> [Your objective]
Report only the number of lines that hold the word "image".

□ □ □

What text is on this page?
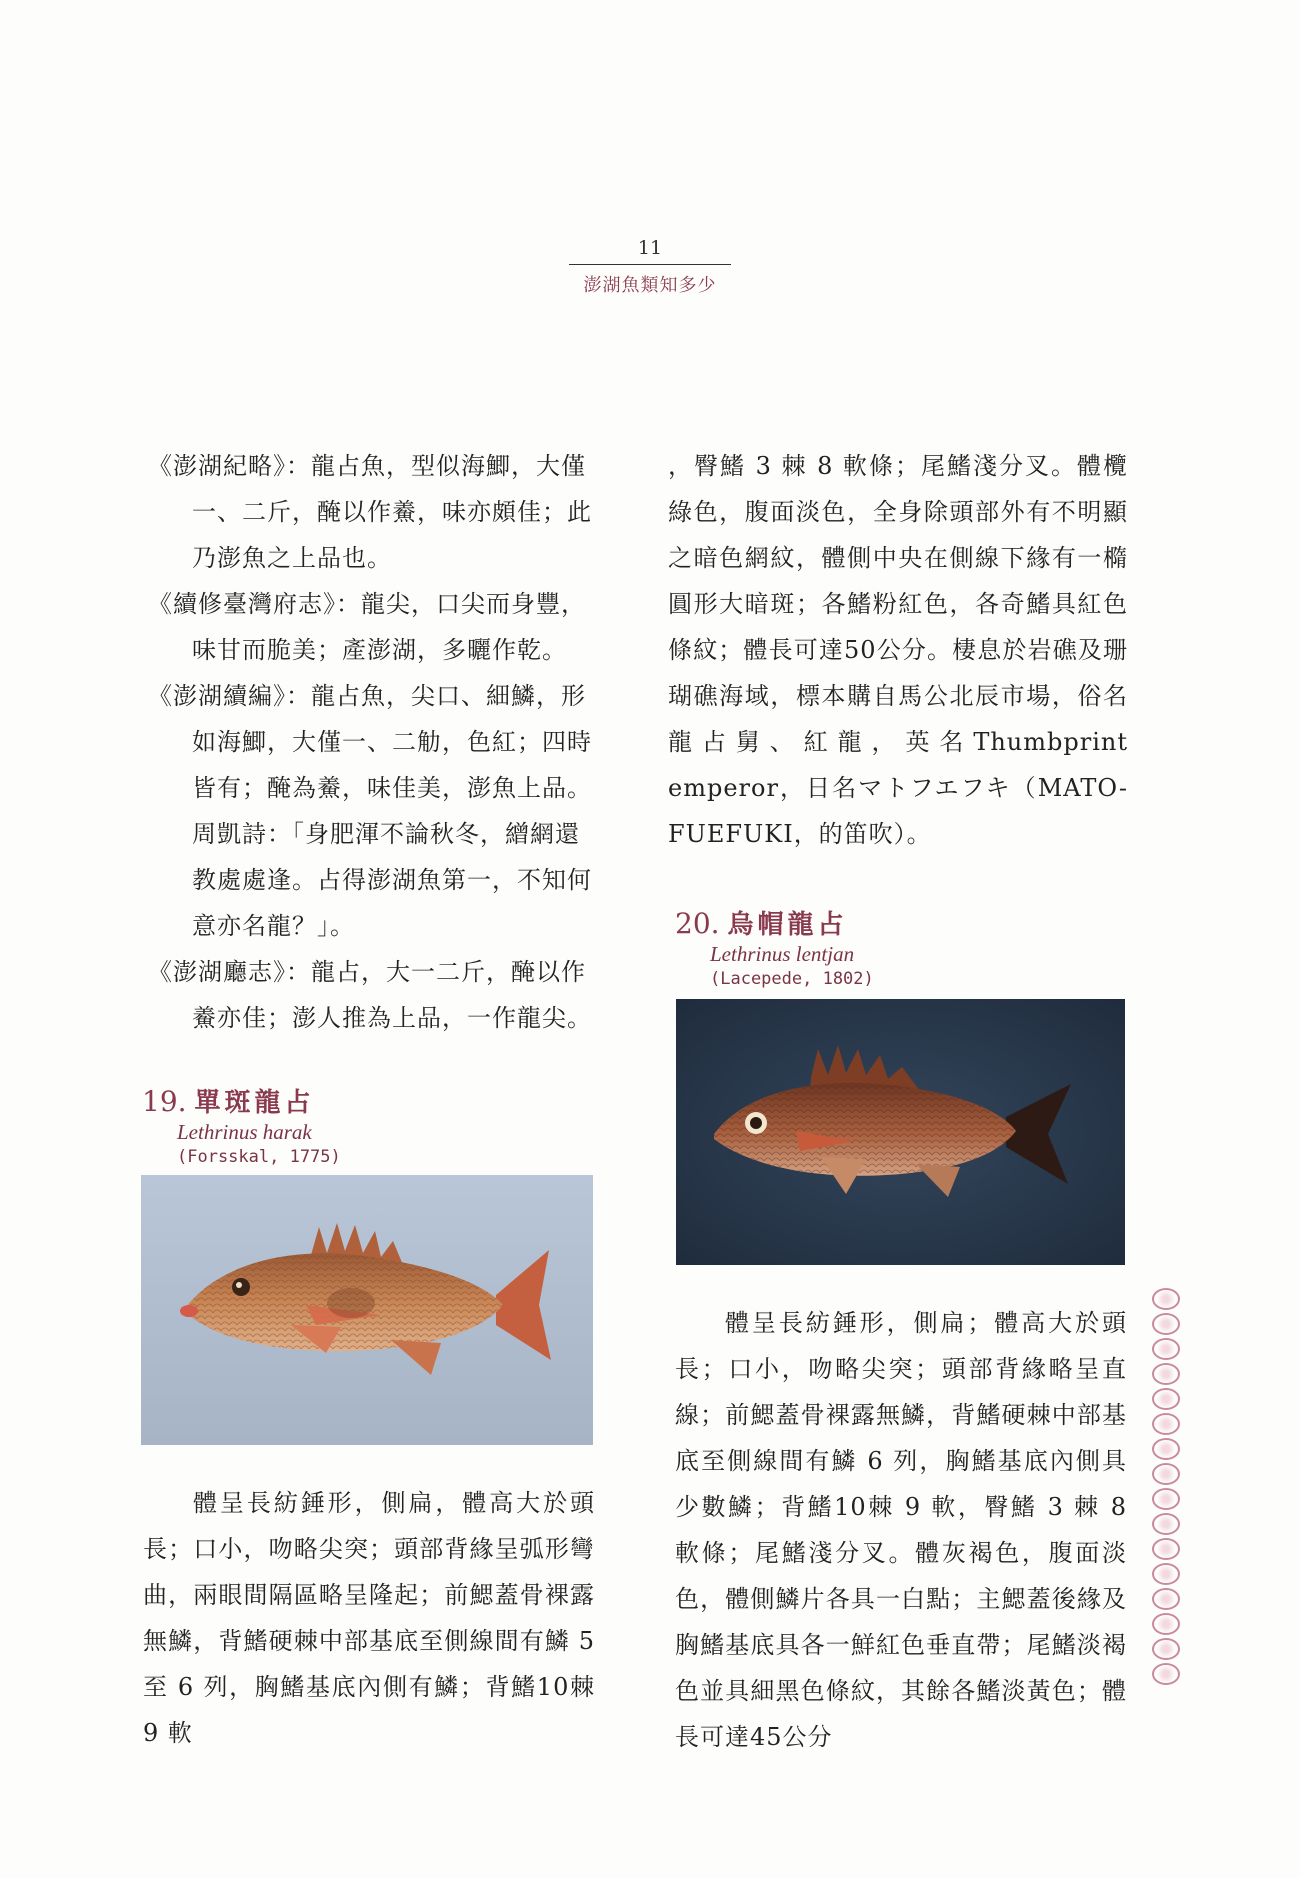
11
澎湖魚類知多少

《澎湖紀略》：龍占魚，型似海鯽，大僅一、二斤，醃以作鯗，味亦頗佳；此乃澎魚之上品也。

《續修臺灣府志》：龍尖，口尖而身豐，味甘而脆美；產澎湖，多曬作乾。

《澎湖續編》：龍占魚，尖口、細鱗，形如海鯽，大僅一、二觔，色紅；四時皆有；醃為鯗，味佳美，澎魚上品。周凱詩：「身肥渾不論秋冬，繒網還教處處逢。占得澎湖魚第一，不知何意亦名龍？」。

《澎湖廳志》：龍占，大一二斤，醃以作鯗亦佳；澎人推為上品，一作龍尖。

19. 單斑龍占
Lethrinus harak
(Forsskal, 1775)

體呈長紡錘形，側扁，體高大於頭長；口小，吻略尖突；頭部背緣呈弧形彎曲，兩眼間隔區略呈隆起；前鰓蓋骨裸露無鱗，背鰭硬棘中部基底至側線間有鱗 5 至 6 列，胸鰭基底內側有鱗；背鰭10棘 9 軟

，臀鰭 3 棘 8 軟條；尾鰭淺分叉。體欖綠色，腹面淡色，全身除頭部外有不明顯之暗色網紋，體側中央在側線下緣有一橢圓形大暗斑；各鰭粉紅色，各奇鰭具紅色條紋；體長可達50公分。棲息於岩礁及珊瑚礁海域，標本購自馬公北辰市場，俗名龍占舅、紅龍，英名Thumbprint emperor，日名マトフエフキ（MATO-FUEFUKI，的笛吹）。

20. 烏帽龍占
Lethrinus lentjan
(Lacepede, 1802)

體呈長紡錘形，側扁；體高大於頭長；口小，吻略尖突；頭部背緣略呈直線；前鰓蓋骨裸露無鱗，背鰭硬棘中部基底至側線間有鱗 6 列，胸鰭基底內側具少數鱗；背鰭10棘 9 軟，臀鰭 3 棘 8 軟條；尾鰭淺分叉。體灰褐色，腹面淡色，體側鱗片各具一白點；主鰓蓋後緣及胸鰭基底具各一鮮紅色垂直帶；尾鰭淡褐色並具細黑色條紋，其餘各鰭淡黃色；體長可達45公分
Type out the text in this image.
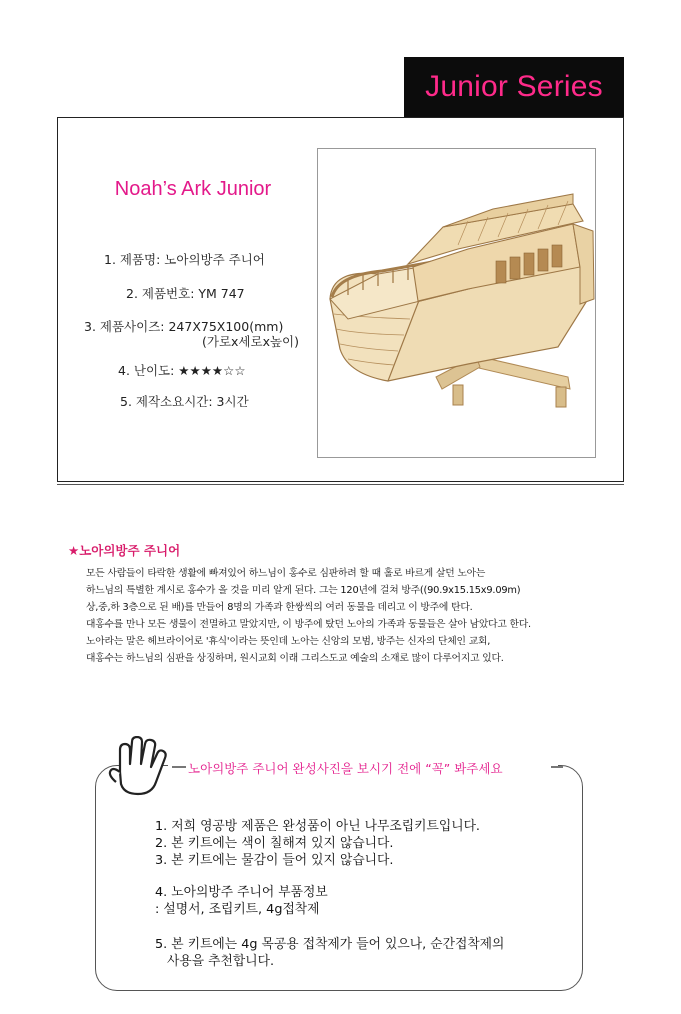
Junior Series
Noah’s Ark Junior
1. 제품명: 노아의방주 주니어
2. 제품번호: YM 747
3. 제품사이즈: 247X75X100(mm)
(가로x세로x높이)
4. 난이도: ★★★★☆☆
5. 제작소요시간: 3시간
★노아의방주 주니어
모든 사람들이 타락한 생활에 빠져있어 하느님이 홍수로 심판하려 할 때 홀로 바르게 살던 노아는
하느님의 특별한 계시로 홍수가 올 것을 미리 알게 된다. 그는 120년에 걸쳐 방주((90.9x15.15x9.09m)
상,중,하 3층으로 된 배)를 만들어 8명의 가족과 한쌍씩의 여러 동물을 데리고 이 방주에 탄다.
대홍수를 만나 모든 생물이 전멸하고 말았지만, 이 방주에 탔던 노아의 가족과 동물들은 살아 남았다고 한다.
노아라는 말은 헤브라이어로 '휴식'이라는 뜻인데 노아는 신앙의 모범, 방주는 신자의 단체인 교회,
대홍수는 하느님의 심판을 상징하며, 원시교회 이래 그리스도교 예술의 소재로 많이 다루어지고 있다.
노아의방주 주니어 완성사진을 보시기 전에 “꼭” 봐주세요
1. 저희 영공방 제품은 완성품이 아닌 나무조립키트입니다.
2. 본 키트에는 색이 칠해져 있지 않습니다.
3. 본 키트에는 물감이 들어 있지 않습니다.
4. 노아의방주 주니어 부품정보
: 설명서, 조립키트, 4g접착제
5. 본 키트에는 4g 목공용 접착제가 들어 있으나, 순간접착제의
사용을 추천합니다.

□ □ □

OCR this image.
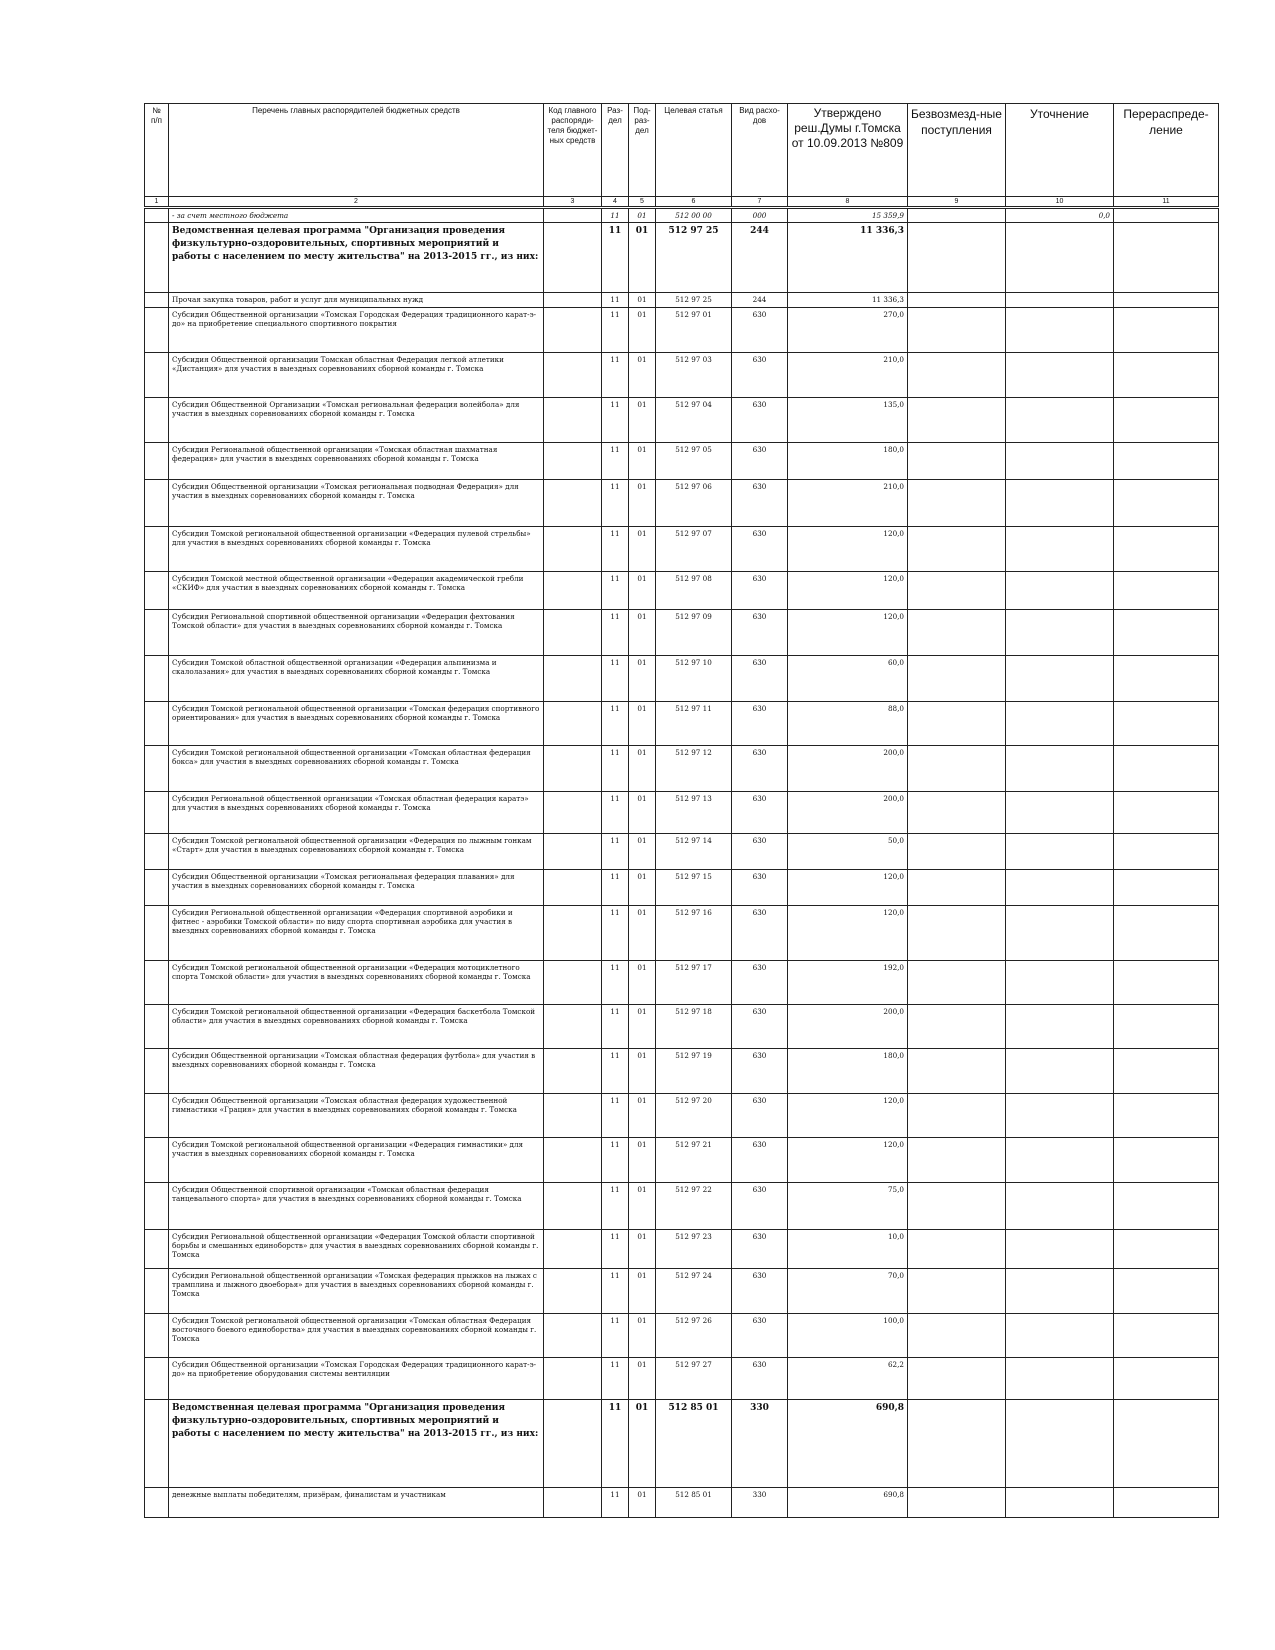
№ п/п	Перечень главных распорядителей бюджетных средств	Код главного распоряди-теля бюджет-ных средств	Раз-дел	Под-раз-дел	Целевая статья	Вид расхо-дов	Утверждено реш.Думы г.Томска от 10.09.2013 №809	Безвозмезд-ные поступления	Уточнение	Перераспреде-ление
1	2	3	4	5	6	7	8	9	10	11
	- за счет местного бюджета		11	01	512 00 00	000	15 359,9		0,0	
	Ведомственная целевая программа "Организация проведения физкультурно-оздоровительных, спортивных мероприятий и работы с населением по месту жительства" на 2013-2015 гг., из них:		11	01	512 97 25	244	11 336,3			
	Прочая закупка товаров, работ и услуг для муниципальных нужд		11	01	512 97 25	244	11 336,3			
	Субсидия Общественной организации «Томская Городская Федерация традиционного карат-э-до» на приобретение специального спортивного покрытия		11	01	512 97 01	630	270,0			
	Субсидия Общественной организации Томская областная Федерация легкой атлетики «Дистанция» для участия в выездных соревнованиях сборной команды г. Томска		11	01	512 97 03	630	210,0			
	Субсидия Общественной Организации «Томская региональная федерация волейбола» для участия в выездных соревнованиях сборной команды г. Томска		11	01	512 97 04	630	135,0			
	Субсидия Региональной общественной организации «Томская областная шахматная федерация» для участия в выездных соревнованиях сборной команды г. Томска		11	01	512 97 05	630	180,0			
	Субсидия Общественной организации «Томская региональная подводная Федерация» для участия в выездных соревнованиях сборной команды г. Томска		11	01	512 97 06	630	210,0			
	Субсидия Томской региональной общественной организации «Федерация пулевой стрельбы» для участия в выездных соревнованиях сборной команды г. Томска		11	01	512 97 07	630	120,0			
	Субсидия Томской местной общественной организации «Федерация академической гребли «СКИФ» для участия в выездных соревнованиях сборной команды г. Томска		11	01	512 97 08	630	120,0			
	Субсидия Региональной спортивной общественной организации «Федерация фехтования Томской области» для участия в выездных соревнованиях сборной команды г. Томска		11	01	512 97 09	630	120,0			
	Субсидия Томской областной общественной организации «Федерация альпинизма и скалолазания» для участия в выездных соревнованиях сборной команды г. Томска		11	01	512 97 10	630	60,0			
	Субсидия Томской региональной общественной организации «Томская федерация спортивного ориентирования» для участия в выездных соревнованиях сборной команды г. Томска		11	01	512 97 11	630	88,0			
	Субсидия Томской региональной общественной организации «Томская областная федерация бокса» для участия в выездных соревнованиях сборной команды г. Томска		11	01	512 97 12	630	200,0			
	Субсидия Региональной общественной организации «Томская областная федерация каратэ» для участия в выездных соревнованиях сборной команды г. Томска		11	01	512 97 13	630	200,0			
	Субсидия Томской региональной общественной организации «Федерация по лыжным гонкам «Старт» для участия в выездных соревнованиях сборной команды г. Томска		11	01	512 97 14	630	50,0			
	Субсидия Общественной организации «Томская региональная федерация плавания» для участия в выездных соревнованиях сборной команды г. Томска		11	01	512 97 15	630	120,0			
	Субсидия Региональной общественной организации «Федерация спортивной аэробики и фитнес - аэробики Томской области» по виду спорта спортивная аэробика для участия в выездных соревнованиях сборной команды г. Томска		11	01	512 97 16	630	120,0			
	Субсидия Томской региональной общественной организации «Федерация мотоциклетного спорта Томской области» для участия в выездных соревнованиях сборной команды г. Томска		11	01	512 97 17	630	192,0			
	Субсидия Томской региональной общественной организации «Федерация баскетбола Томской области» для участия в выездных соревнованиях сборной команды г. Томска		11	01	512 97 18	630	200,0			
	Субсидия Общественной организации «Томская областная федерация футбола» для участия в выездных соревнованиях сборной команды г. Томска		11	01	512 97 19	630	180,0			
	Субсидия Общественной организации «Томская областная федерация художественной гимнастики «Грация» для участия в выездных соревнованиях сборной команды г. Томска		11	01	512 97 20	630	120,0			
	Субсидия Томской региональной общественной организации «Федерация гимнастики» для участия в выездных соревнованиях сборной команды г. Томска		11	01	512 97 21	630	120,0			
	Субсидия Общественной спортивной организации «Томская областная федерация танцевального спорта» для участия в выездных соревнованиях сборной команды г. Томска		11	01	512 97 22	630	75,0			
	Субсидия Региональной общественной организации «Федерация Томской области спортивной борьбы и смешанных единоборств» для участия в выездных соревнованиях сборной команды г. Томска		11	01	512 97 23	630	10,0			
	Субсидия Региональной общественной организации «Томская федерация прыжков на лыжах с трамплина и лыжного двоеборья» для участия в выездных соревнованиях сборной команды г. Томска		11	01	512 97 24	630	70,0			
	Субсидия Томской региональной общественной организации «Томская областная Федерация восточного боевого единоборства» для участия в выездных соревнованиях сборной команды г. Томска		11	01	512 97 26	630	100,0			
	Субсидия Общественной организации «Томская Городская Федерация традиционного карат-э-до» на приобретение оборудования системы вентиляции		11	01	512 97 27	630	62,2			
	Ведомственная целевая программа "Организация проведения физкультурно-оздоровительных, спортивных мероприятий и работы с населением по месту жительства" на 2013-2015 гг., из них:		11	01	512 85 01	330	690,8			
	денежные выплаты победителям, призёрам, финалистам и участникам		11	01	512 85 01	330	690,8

□ □ □

> [Result of this task]
2